Copy every record exactly, and keep the pictures out.

--------------------

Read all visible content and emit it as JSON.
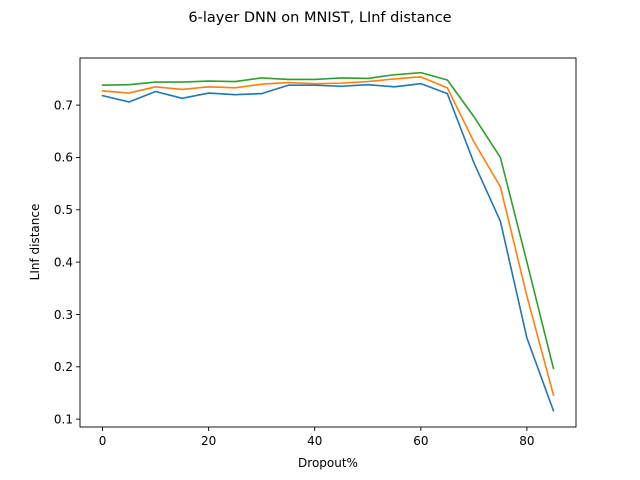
{
  "chart_data": {
    "type": "line",
    "title": "6-layer DNN on MNIST, LInf distance",
    "xlabel": "Dropout%",
    "ylabel": "LInf distance",
    "xlim": [
      -4.25,
      89.25
    ],
    "ylim": [
      0.085,
      0.79
    ],
    "xticks": [
      0,
      20,
      40,
      60,
      80
    ],
    "yticks": [
      0.1,
      0.2,
      0.3,
      0.4,
      0.5,
      0.6,
      0.7
    ],
    "grid": false,
    "x": [
      0,
      5,
      10,
      15,
      20,
      25,
      30,
      35,
      40,
      45,
      50,
      55,
      60,
      65,
      70,
      75,
      80,
      85
    ],
    "series": [
      {
        "color": "#1f77b4",
        "values": [
          0.718,
          0.706,
          0.726,
          0.713,
          0.723,
          0.72,
          0.722,
          0.738,
          0.738,
          0.736,
          0.739,
          0.735,
          0.741,
          0.722,
          0.59,
          0.478,
          0.255,
          0.116
        ]
      },
      {
        "color": "#ff7f0e",
        "values": [
          0.727,
          0.723,
          0.735,
          0.73,
          0.735,
          0.733,
          0.74,
          0.743,
          0.741,
          0.742,
          0.745,
          0.75,
          0.754,
          0.733,
          0.63,
          0.544,
          0.335,
          0.146
        ]
      },
      {
        "color": "#2ca02c",
        "values": [
          0.738,
          0.739,
          0.744,
          0.744,
          0.746,
          0.745,
          0.752,
          0.749,
          0.749,
          0.752,
          0.751,
          0.758,
          0.762,
          0.748,
          0.678,
          0.6,
          0.4,
          0.197
        ]
      }
    ]
  }
}
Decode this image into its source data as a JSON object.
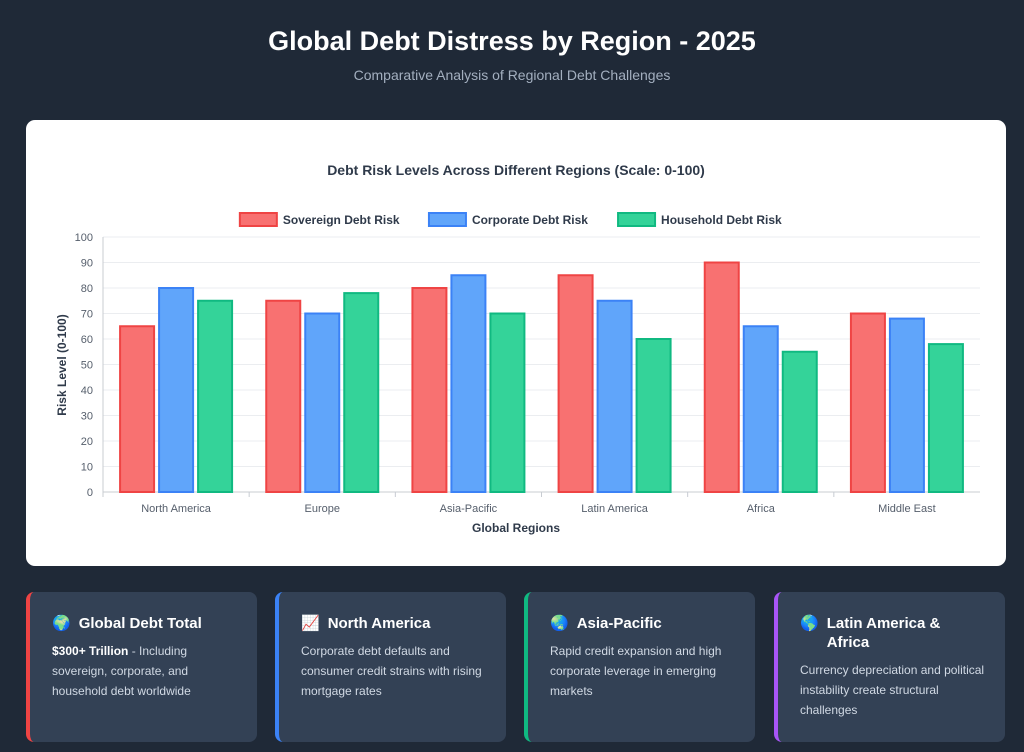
{
  "header": {
    "title": "Global Debt Distress by Region - 2025",
    "subtitle": "Comparative Analysis of Regional Debt Challenges"
  },
  "chart_data": {
    "type": "bar",
    "title": "Debt Risk Levels Across Different Regions (Scale: 0-100)",
    "xlabel": "Global Regions",
    "ylabel": "Risk Level (0-100)",
    "ylim": [
      0,
      100
    ],
    "yticks": [
      0,
      10,
      20,
      30,
      40,
      50,
      60,
      70,
      80,
      90,
      100
    ],
    "grid": true,
    "legend_position": "top",
    "categories": [
      "North America",
      "Europe",
      "Asia-Pacific",
      "Latin America",
      "Africa",
      "Middle East"
    ],
    "series": [
      {
        "name": "Sovereign Debt Risk",
        "color": "#f87171",
        "stroke": "#ef4444",
        "values": [
          65,
          75,
          80,
          85,
          90,
          70
        ]
      },
      {
        "name": "Corporate Debt Risk",
        "color": "#60a5fa",
        "stroke": "#3b82f6",
        "values": [
          80,
          70,
          85,
          75,
          65,
          68
        ]
      },
      {
        "name": "Household Debt Risk",
        "color": "#34d399",
        "stroke": "#10b981",
        "values": [
          75,
          78,
          70,
          60,
          55,
          58
        ]
      }
    ]
  },
  "cards": [
    {
      "icon": "🌍",
      "icon_name": "globe-icon",
      "title": "Global Debt Total",
      "highlight": "$300+ Trillion",
      "text": " - Including sovereign, corporate, and household debt worldwide",
      "border_color": "#ef4444"
    },
    {
      "icon": "📈",
      "icon_name": "chart-increasing-icon",
      "title": "North America",
      "highlight": "",
      "text": "Corporate debt defaults and consumer credit strains with rising mortgage rates",
      "border_color": "#3b82f6"
    },
    {
      "icon": "🌏",
      "icon_name": "globe-asia-icon",
      "title": "Asia-Pacific",
      "highlight": "",
      "text": "Rapid credit expansion and high corporate leverage in emerging markets",
      "border_color": "#10b981"
    },
    {
      "icon": "🌎",
      "icon_name": "globe-americas-icon",
      "title": "Latin America & Africa",
      "highlight": "",
      "text": "Currency depreciation and political instability create structural challenges",
      "border_color": "#a855f7"
    }
  ]
}
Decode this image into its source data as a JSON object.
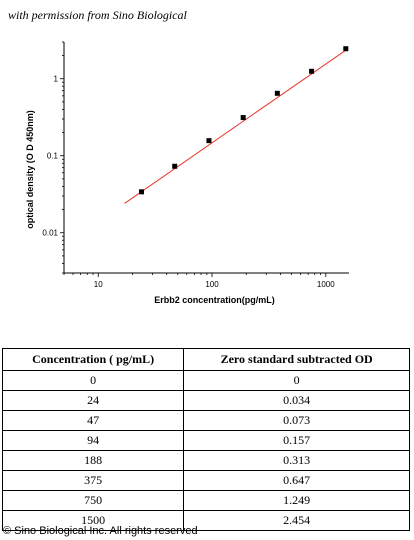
{
  "permission_note": "with permission from Sino Biological",
  "chart_data": {
    "type": "scatter",
    "xlabel": "Erbb2  concentration(pg/mL)",
    "ylabel": "optical density (O D 450nm)",
    "x_scale": "log",
    "y_scale": "log",
    "xlim": [
      5,
      1600
    ],
    "ylim": [
      0.003,
      3
    ],
    "x_ticks": [
      10,
      100,
      1000
    ],
    "x_tick_labels": [
      "10",
      "100",
      "1000"
    ],
    "y_ticks": [
      0.01,
      0.1,
      1
    ],
    "y_tick_labels": [
      "0.01",
      "0.1",
      "1"
    ],
    "points": {
      "x": [
        24,
        47,
        94,
        188,
        375,
        750,
        1500
      ],
      "y": [
        0.034,
        0.073,
        0.157,
        0.313,
        0.647,
        1.249,
        2.454
      ]
    },
    "fit_line": {
      "x": [
        17,
        1500
      ],
      "y": [
        0.024,
        2.35
      ]
    },
    "point_color": "#000000",
    "fit_color": "#e8342a",
    "grid": false
  },
  "table": {
    "headers": [
      "Concentration ( pg/mL)",
      "Zero standard subtracted OD"
    ],
    "rows": [
      [
        "0",
        "0"
      ],
      [
        "24",
        "0.034"
      ],
      [
        "47",
        "0.073"
      ],
      [
        "94",
        "0.157"
      ],
      [
        "188",
        "0.313"
      ],
      [
        "375",
        "0.647"
      ],
      [
        "750",
        "1.249"
      ],
      [
        "1500",
        "2.454"
      ]
    ]
  },
  "copyright": "© Sino Biological Inc. All rights reserved"
}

--------------------

_Reply_
Read all visible content and emit it as JSON.
{
  "chart_data": {
    "type": "line",
    "title": "6-layer DNN on MNIST, LInf distance",
    "xlabel": "Dropout%",
    "ylabel": "LInf distance",
    "xlim": [
      -4.25,
      89.25
    ],
    "ylim": [
      0.085,
      0.79
    ],
    "xticks": [
      0,
      20,
      40,
      60,
      80
    ],
    "yticks": [
      0.1,
      0.2,
      0.3,
      0.4,
      0.5,
      0.6,
      0.7
    ],
    "grid": false,
    "x": [
      0,
      5,
      10,
      15,
      20,
      25,
      30,
      35,
      40,
      45,
      50,
      55,
      60,
      65,
      70,
      75,
      80,
      85
    ],
    "series": [
      {
        "color": "#1f77b4",
        "values": [
          0.718,
          0.706,
          0.726,
          0.713,
          0.723,
          0.72,
          0.722,
          0.738,
          0.738,
          0.736,
          0.739,
          0.735,
          0.741,
          0.722,
          0.59,
          0.478,
          0.255,
          0.116
        ]
      },
      {
        "color": "#ff7f0e",
        "values": [
          0.727,
          0.723,
          0.735,
          0.73,
          0.735,
          0.733,
          0.74,
          0.743,
          0.741,
          0.742,
          0.745,
          0.75,
          0.754,
          0.733,
          0.63,
          0.544,
          0.335,
          0.146
        ]
      },
      {
        "color": "#2ca02c",
        "values": [
          0.738,
          0.739,
          0.744,
          0.744,
          0.746,
          0.745,
          0.752,
          0.749,
          0.749,
          0.752,
          0.751,
          0.758,
          0.762,
          0.748,
          0.678,
          0.6,
          0.4,
          0.197
        ]
      }
    ]
  }
}
Decode this image into its source data as a JSON object.
{
  "header": {
    "title": "Global Debt Distress by Region - 2025",
    "subtitle": "Comparative Analysis of Regional Debt Challenges"
  },
  "chart_data": {
    "type": "bar",
    "title": "Debt Risk Levels Across Different Regions (Scale: 0-100)",
    "xlabel": "Global Regions",
    "ylabel": "Risk Level (0-100)",
    "ylim": [
      0,
      100
    ],
    "yticks": [
      0,
      10,
      20,
      30,
      40,
      50,
      60,
      70,
      80,
      90,
      100
    ],
    "grid": true,
    "legend_position": "top",
    "categories": [
      "North America",
      "Europe",
      "Asia-Pacific",
      "Latin America",
      "Africa",
      "Middle East"
    ],
    "series": [
      {
        "name": "Sovereign Debt Risk",
        "color": "#f87171",
        "stroke": "#ef4444",
        "values": [
          65,
          75,
          80,
          85,
          90,
          70
        ]
      },
      {
        "name": "Corporate Debt Risk",
        "color": "#60a5fa",
        "stroke": "#3b82f6",
        "values": [
          80,
          70,
          85,
          75,
          65,
          68
        ]
      },
      {
        "name": "Household Debt Risk",
        "color": "#34d399",
        "stroke": "#10b981",
        "values": [
          75,
          78,
          70,
          60,
          55,
          58
        ]
      }
    ]
  },
  "cards": [
    {
      "icon": "🌍",
      "icon_name": "globe-icon",
      "title": "Global Debt Total",
      "highlight": "$300+ Trillion",
      "text": " - Including sovereign, corporate, and household debt worldwide",
      "border_color": "#ef4444"
    },
    {
      "icon": "📈",
      "icon_name": "chart-increasing-icon",
      "title": "North America",
      "highlight": "",
      "text": "Corporate debt defaults and consumer credit strains with rising mortgage rates",
      "border_color": "#3b82f6"
    },
    {
      "icon": "🌏",
      "icon_name": "globe-asia-icon",
      "title": "Asia-Pacific",
      "highlight": "",
      "text": "Rapid credit expansion and high corporate leverage in emerging markets",
      "border_color": "#10b981"
    },
    {
      "icon": "🌎",
      "icon_name": "globe-americas-icon",
      "title": "Latin America & Africa",
      "highlight": "",
      "text": "Currency depreciation and political instability create structural challenges",
      "border_color": "#a855f7"
    }
  ]
}
Decode this image into its source data as a JSON object.
{
  "permission_note": "with permission from Sino Biological",
  "chart_data": {
    "type": "scatter",
    "xlabel": "Erbb2  concentration(pg/mL)",
    "ylabel": "optical density (O D 450nm)",
    "x_scale": "log",
    "y_scale": "log",
    "xlim": [
      5,
      1600
    ],
    "ylim": [
      0.003,
      3
    ],
    "x_ticks": [
      10,
      100,
      1000
    ],
    "x_tick_labels": [
      "10",
      "100",
      "1000"
    ],
    "y_ticks": [
      0.01,
      0.1,
      1
    ],
    "y_tick_labels": [
      "0.01",
      "0.1",
      "1"
    ],
    "points": {
      "x": [
        24,
        47,
        94,
        188,
        375,
        750,
        1500
      ],
      "y": [
        0.034,
        0.073,
        0.157,
        0.313,
        0.647,
        1.249,
        2.454
      ]
    },
    "fit_line": {
      "x": [
        17,
        1500
      ],
      "y": [
        0.024,
        2.35
      ]
    },
    "point_color": "#000000",
    "fit_color": "#e8342a",
    "grid": false
  },
  "table": {
    "headers": [
      "Concentration ( pg/mL)",
      "Zero standard subtracted OD"
    ],
    "rows": [
      [
        "0",
        "0"
      ],
      [
        "24",
        "0.034"
      ],
      [
        "47",
        "0.073"
      ],
      [
        "94",
        "0.157"
      ],
      [
        "188",
        "0.313"
      ],
      [
        "375",
        "0.647"
      ],
      [
        "750",
        "1.249"
      ],
      [
        "1500",
        "2.454"
      ]
    ]
  },
  "copyright": "© Sino Biological Inc. All rights reserved"
}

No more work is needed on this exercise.